### Work to complete
Which lines below contain the word "text"? Copy each one.
*** Block opens ***
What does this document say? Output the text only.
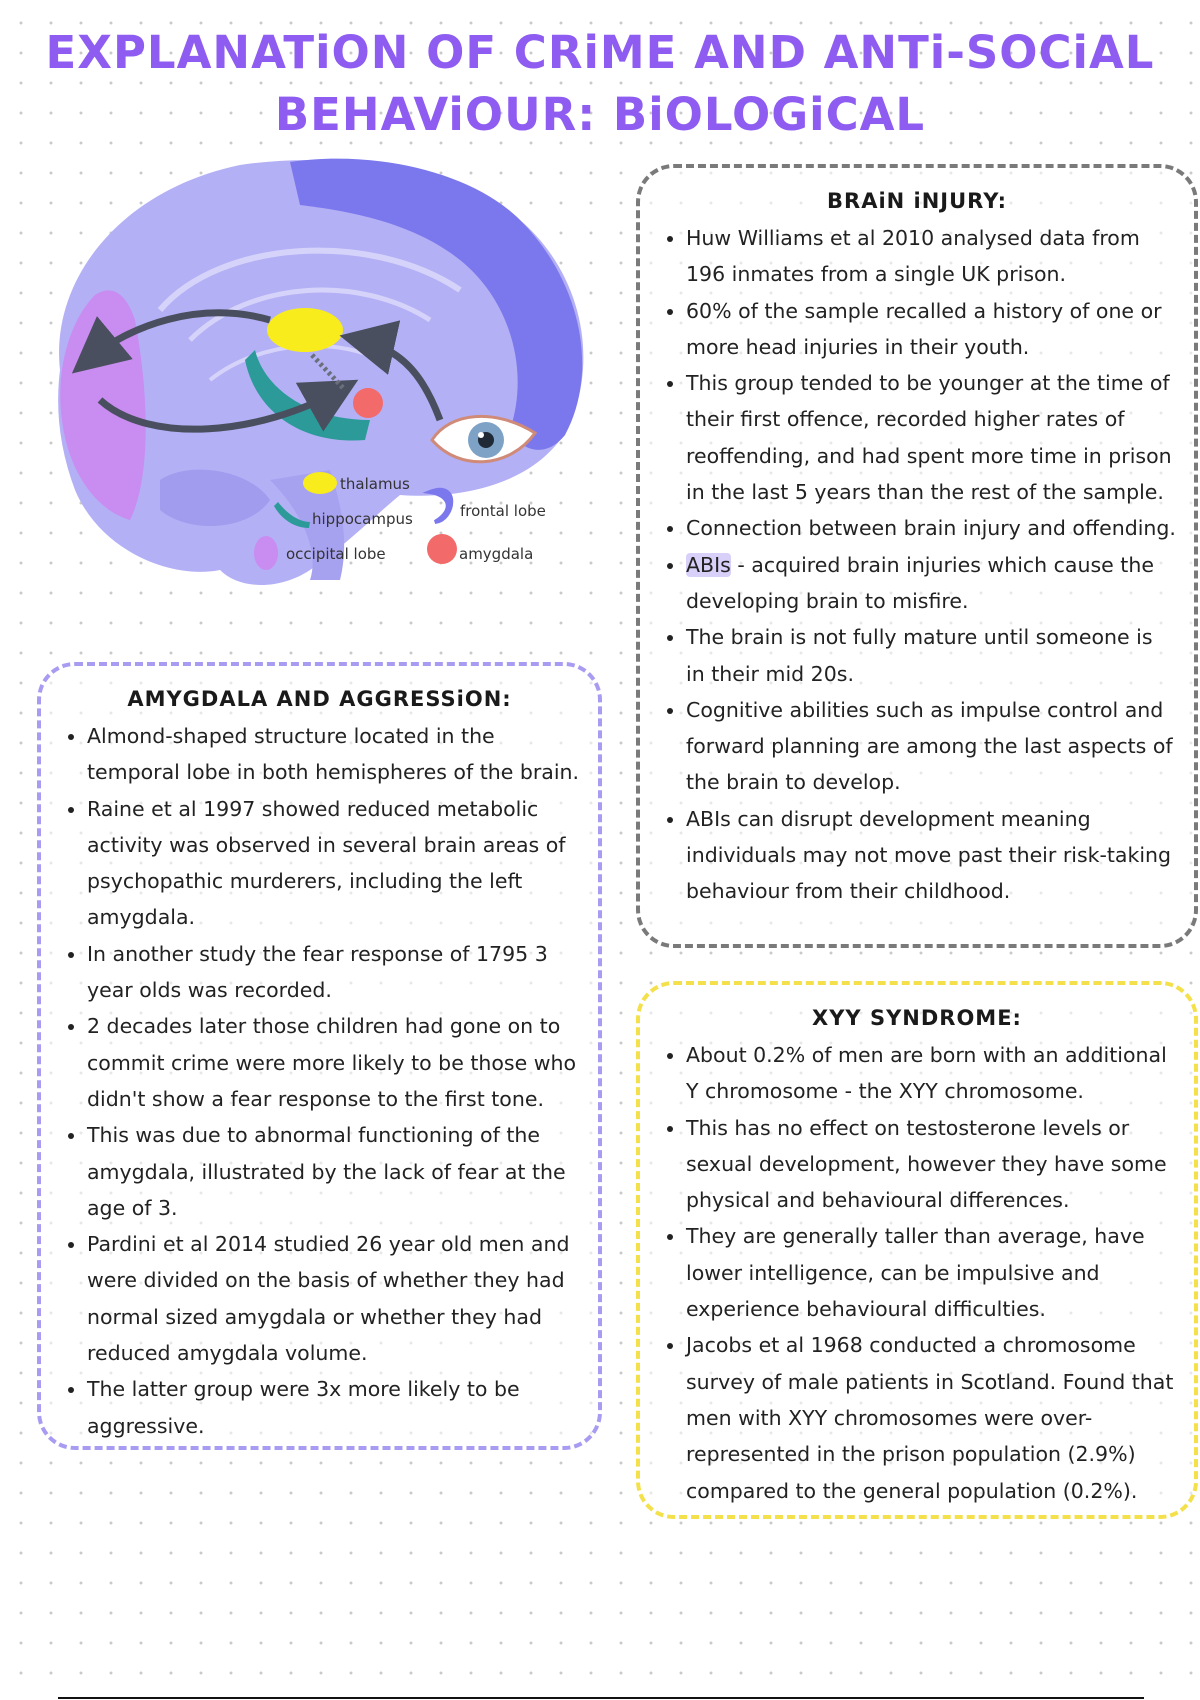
EXPLANATiON OF CRiME AND ANTi-SOCiAL
BEHAViOUR: BiOLOGiCAL
thalamus
hippocampus	frontal lobe
occipital lobe	amygdala
BRAiN iNJURY:
• Huw Williams et al 2010 analysed data from 196 inmates from a single UK prison.
• 60% of the sample recalled a history of one or more head injuries in their youth.
• This group tended to be younger at the time of their first offence, recorded higher rates of reoffending, and had spent more time in prison in the last 5 years than the rest of the sample.
• Connection between brain injury and offending.
• ABIs - acquired brain injuries which cause the developing brain to misfire.
• The brain is not fully mature until someone is in their mid 20s.
• Cognitive abilities such as impulse control and forward planning are among the last aspects of the brain to develop.
• ABIs can disrupt development meaning individuals may not move past their risk-taking behaviour from their childhood.
AMYGDALA AND AGGRESSiON:
• Almond-shaped structure located in the temporal lobe in both hemispheres of the brain.
• Raine et al 1997 showed reduced metabolic activity was observed in several brain areas of psychopathic murderers, including the left amygdala.
• In another study the fear response of 1795 3 year olds was recorded.
• 2 decades later those children had gone on to commit crime were more likely to be those who didn't show a fear response to the first tone.
• This was due to abnormal functioning of the amygdala, illustrated by the lack of fear at the age of 3.
• Pardini et al 2014 studied 26 year old men and were divided on the basis of whether they had normal sized amygdala or whether they had reduced amygdala volume.
• The latter group were 3x more likely to be aggressive.
XYY SYNDROME:
• About 0.2% of men are born with an additional Y chromosome - the XYY chromosome.
• This has no effect on testosterone levels or sexual development, however they have some physical and behavioural differences.
• They are generally taller than average, have lower intelligence, can be impulsive and experience behavioural difficulties.
• Jacobs et al 1968 conducted a chromosome survey of male patients in Scotland. Found that men with XYY chromosomes were over-represented in the prison population (2.9%) compared to the general population (0.2%).
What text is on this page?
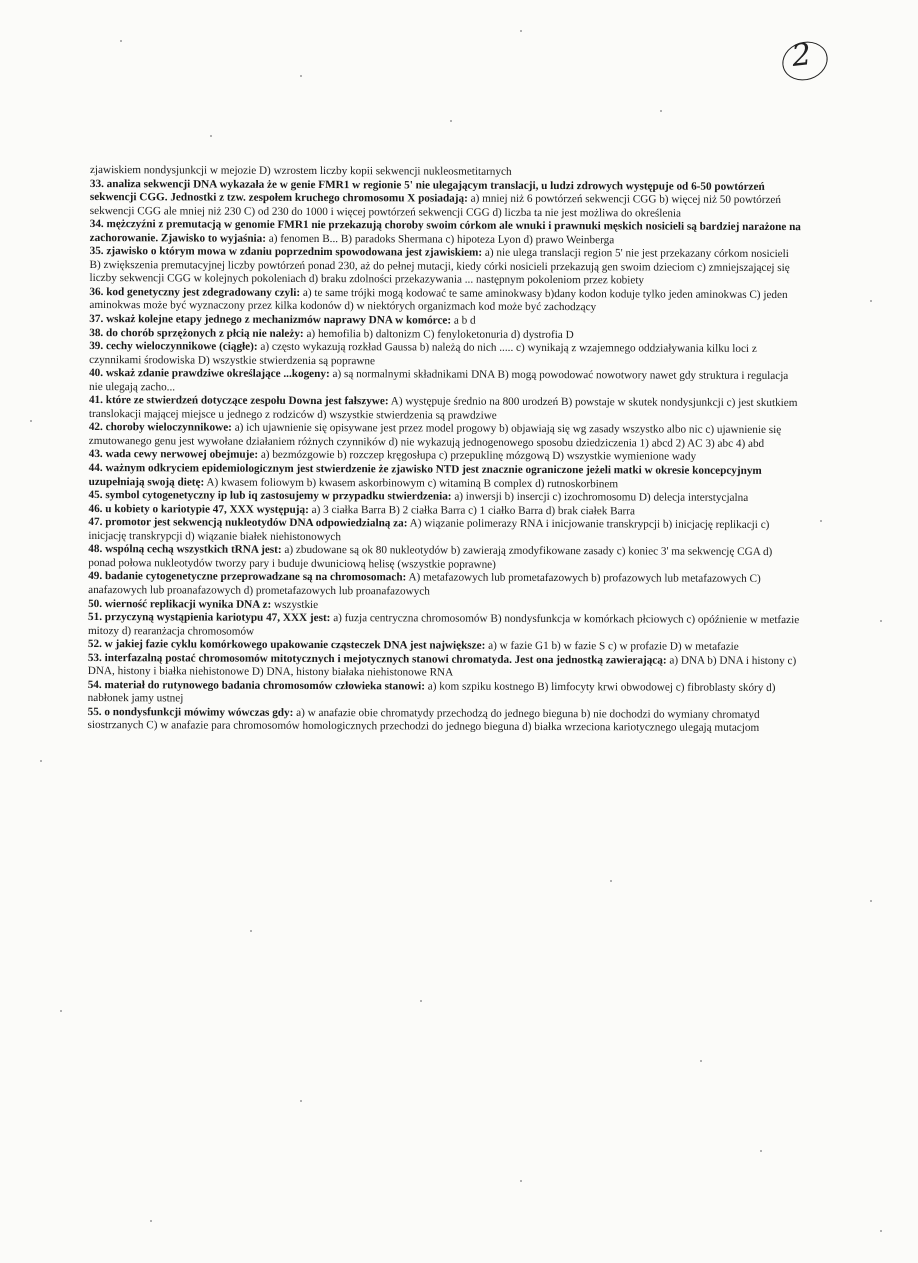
2

zjawiskiem nondysjunkcji w mejozie D) wzrostem liczby kopii sekwencji nukleosmetitarnych

33. analiza sekwencji DNA wykazała że w genie FMR1 w regionie 5' nie ulegającym translacji, u ludzi zdrowych występuje od 6-50 powtórzeń sekwencji CGG. Jednostki z tzw. zespołem kruchego chromosomu X posiadają: a) mniej niż 6 powtórzeń sekwencji CGG b) więcej niż 50 powtórzeń sekwencji CGG ale mniej niż 230 C) od 230 do 1000 i więcej powtórzeń sekwencji CGG d) liczba ta nie jest możliwa do określenia

34. mężczyźni z premutacją w genomie FMR1 nie przekazują choroby swoim córkom ale wnuki i prawnuki męskich nosicieli są bardziej narażone na zachorowanie. Zjawisko to wyjaśnia: a) fenomen B... B) paradoks Shermana c) hipoteza Lyon d) prawo Weinberga

35. zjawisko o którym mowa w zdaniu poprzednim spowodowana jest zjawiskiem: a) nie ulega translacji region 5' nie jest przekazany córkom nosicieli B) zwiększenia premutacyjnej liczby powtórzeń ponad 230, aż do pełnej mutacji, kiedy córki nosicieli przekazują gen swoim dzieciom c) zmniejszającej się liczby sekwencji CGG w kolejnych pokoleniach d) braku zdolności przekazywania ... następnym pokoleniom przez kobiety

36. kod genetyczny jest zdegradowany czyli: a) te same trójki mogą kodować te same aminokwasy b)dany kodon koduje tylko jeden aminokwas C) jeden aminokwas może być wyznaczony przez kilka kodonów d) w niektórych organizmach kod może być zachodzący

37. wskaż kolejne etapy jednego z mechanizmów naprawy DNA w komórce: a b d

38. do chorób sprzężonych z płcią nie należy: a) hemofilia b) daltonizm C) fenyloketonuria d) dystrofia D

39. cechy wieloczynnikowe (ciągłe): a) często wykazują rozkład Gaussa b) należą do nich ..... c) wynikają z wzajemnego oddziaływania kilku loci z czynnikami środowiska D) wszystkie stwierdzenia są poprawne

40. wskaż zdanie prawdziwe określające ...kogeny: a) są normalnymi składnikami DNA B) mogą powodować nowotwory nawet gdy struktura i regulacja nie ulegają zacho...

41. które ze stwierdzeń dotyczące zespołu Downa jest fałszywe: A) występuje średnio na 800 urodzeń B) powstaje w skutek nondysjunkcji c) jest skutkiem translokacji mającej miejsce u jednego z rodziców d) wszystkie stwierdzenia są prawdziwe

42. choroby wieloczynnikowe: a) ich ujawnienie się opisywane jest przez model progowy b) objawiają się wg zasady wszystko albo nic c) ujawnienie się zmutowanego genu jest wywołane działaniem różnych czynników d) nie wykazują jednogenowego sposobu dziedziczenia 1) abcd 2) AC 3) abc 4) abd

43. wada cewy nerwowej obejmuje: a) bezmózgowie b) rozczep kręgosłupa c) przepuklinę mózgową D) wszystkie wymienione wady

44. ważnym odkryciem epidemiologicznym jest stwierdzenie że zjawisko NTD jest znacznie ograniczone jeżeli matki w okresie koncepcyjnym uzupełniają swoją dietę: A) kwasem foliowym b) kwasem askorbinowym c) witaminą B complex d) rutnoskorbinem

45. symbol cytogenetyczny ip lub iq zastosujemy w przypadku stwierdzenia: a) inwersji b) insercji c) izochromosomu D) delecja interstycjalna

46. u kobiety o kariotypie 47, XXX występują: a) 3 ciałka Barra B) 2 ciałka Barra c) 1 ciałko Barra d) brak ciałek Barra

47. promotor jest sekwencją nukleotydów DNA odpowiedzialną za: A) wiązanie polimerazy RNA i inicjowanie transkrypcji b) inicjację replikacji c) inicjację transkrypcji d) wiązanie białek niehistonowych

48. wspólną cechą wszystkich tRNA jest: a) zbudowane są ok 80 nukleotydów b) zawierają zmodyfikowane zasady c) koniec 3' ma sekwencję CGA d) ponad połowa nukleotydów tworzy pary i buduje dwuniciową helisę (wszystkie poprawne)

49. badanie cytogenetyczne przeprowadzane są na chromosomach: A) metafazowych lub prometafazowych b) profazowych lub metafazowych C) anafazowych lub proanafazowych d) prometafazowych lub proanafazowych

50. wierność replikacji wynika DNA z: wszystkie

51. przyczyną wystąpienia kariotypu 47, XXX jest: a) fuzja centryczna chromosomów B) nondysfunkcja w komórkach płciowych c) opóźnienie w metfazie mitozy d) rearanżacja chromosomów

52. w jakiej fazie cyklu komórkowego upakowanie cząsteczek DNA jest największe: a) w fazie G1 b) w fazie S c) w profazie D) w metafazie

53. interfazalną postać chromosomów mitotycznych i mejotycznych stanowi chromatyda. Jest ona jednostką zawierającą: a) DNA b) DNA i histony c) DNA, histony i białka niehistonowe D) DNA, histony białaka niehistonowe RNA

54. materiał do rutynowego badania chromosomów człowieka stanowi: a) kom szpiku kostnego B) limfocyty krwi obwodowej c) fibroblasty skóry d) nabłonek jamy ustnej

55. o nondysfunkcji mówimy wówczas gdy: a) w anafazie obie chromatydy przechodzą do jednego bieguna b) nie dochodzi do wymiany chromatyd siostrzanych C) w anafazie para chromosomów homologicznych przechodzi do jednego bieguna d) białka wrzeciona kariotycznego ulegają mutacjom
*** Block closes ***
### Problem solution
What does this document say? Output the text only.
What text is on this page?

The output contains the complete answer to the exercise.